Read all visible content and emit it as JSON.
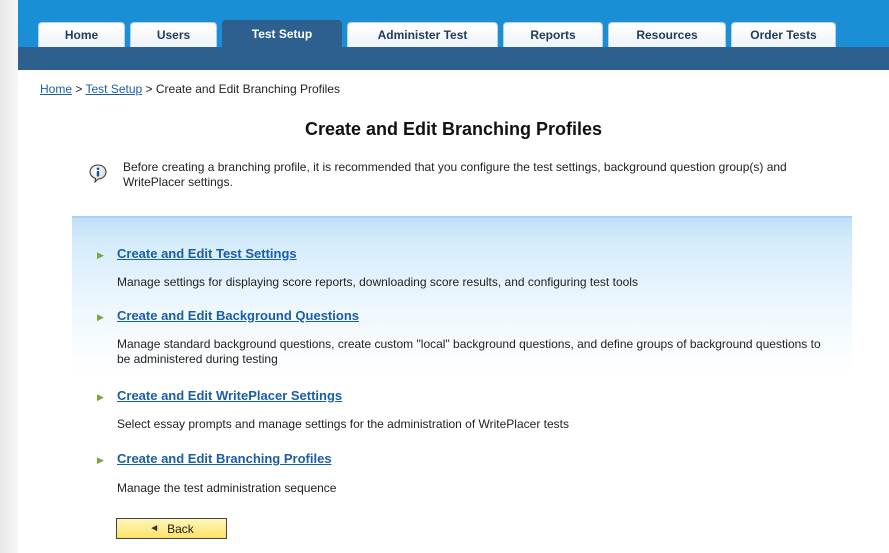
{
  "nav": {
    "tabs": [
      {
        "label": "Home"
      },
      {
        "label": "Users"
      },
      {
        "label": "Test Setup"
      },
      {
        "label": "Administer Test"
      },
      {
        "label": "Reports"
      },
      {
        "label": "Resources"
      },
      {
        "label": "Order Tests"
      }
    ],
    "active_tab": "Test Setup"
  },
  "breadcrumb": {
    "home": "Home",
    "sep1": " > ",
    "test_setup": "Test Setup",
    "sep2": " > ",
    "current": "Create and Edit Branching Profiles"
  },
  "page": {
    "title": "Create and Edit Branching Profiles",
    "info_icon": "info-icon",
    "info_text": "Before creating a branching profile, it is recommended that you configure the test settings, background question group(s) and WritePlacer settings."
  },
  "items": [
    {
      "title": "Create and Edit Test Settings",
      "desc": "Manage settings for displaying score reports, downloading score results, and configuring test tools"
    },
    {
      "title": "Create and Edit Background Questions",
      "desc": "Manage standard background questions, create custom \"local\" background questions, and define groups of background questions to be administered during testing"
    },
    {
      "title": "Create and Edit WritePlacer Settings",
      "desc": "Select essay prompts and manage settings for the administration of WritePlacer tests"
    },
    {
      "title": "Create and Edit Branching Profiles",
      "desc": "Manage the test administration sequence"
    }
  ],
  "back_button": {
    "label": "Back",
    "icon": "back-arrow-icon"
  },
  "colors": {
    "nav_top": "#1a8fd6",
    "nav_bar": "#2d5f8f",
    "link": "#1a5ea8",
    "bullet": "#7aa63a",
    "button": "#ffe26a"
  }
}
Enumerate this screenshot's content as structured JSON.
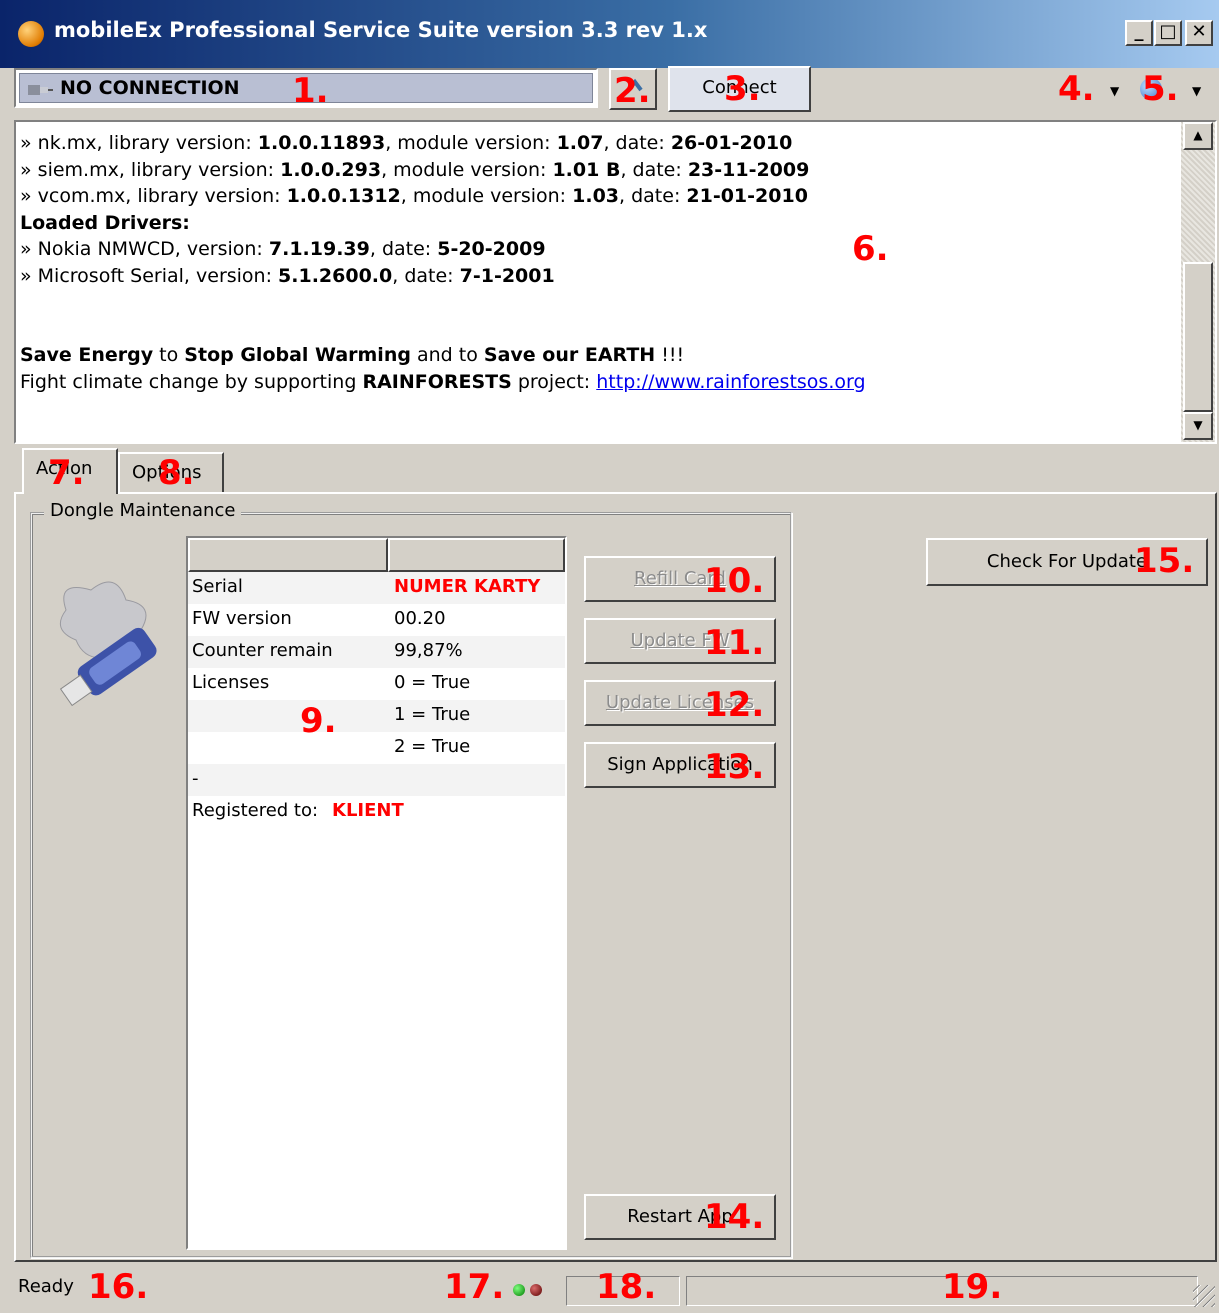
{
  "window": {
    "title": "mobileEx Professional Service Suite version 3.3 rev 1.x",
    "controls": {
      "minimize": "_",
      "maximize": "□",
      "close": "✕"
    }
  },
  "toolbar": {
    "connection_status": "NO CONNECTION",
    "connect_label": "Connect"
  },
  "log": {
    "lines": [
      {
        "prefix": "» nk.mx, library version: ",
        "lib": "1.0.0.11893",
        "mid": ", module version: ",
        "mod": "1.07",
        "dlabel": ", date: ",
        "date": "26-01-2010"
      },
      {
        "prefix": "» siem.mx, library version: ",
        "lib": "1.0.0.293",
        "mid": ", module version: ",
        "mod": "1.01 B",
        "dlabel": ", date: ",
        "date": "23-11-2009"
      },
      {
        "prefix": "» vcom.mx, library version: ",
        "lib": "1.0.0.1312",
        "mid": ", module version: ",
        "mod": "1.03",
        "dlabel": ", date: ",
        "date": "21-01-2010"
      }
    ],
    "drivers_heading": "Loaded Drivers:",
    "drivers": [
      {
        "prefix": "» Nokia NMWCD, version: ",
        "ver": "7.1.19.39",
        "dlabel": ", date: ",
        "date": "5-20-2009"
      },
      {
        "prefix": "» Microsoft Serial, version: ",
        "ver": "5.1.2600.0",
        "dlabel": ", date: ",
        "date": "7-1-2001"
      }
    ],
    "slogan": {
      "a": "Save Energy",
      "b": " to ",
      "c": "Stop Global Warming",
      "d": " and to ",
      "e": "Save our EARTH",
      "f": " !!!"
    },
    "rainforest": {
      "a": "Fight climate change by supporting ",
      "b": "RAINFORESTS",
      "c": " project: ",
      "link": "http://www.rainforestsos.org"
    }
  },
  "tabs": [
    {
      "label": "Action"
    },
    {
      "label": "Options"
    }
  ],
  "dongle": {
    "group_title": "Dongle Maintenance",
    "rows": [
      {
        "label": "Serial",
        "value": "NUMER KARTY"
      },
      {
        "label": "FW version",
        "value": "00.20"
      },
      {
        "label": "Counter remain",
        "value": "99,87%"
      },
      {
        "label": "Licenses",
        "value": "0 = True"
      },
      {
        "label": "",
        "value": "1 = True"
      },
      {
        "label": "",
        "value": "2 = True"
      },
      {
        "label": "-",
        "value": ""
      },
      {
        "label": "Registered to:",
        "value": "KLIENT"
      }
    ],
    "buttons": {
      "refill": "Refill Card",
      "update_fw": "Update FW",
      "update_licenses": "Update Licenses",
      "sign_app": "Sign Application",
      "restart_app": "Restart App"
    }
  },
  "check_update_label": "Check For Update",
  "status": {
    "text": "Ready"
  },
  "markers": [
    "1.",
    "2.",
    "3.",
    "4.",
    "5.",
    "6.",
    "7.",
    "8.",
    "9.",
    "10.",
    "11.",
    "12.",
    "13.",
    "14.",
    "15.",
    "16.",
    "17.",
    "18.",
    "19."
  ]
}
──────────
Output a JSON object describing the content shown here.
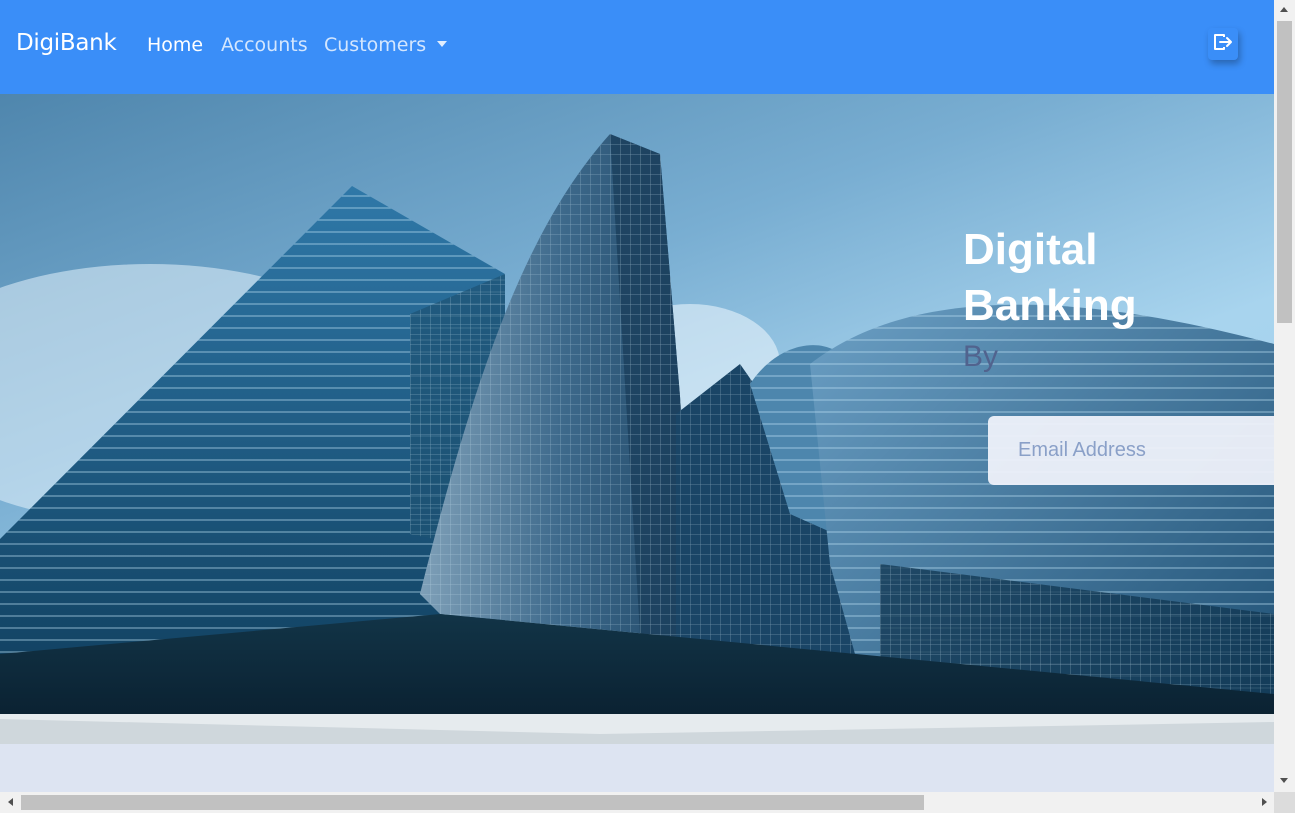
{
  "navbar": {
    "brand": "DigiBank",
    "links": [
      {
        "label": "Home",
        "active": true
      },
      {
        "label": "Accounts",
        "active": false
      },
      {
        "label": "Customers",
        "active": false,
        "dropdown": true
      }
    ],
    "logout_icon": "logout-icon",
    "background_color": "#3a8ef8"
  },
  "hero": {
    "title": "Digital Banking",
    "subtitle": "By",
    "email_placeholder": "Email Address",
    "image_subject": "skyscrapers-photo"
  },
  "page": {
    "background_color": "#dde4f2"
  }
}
──────────
PROBLEM STATEMENT:
Pick out all the lines with the word "Edit" in them and copy them.

EXERCISE RESULT:
    "current": "Create and Edit Branching Profiles"
    "title": "Create and Edit Branching Profiles",
      "title": "Create and Edit Test Settings",
      "title": "Create and Edit Background Questions",
      "title": "Create and Edit WritePlacer Settings",
      "title": "Create and Edit Branching Profiles",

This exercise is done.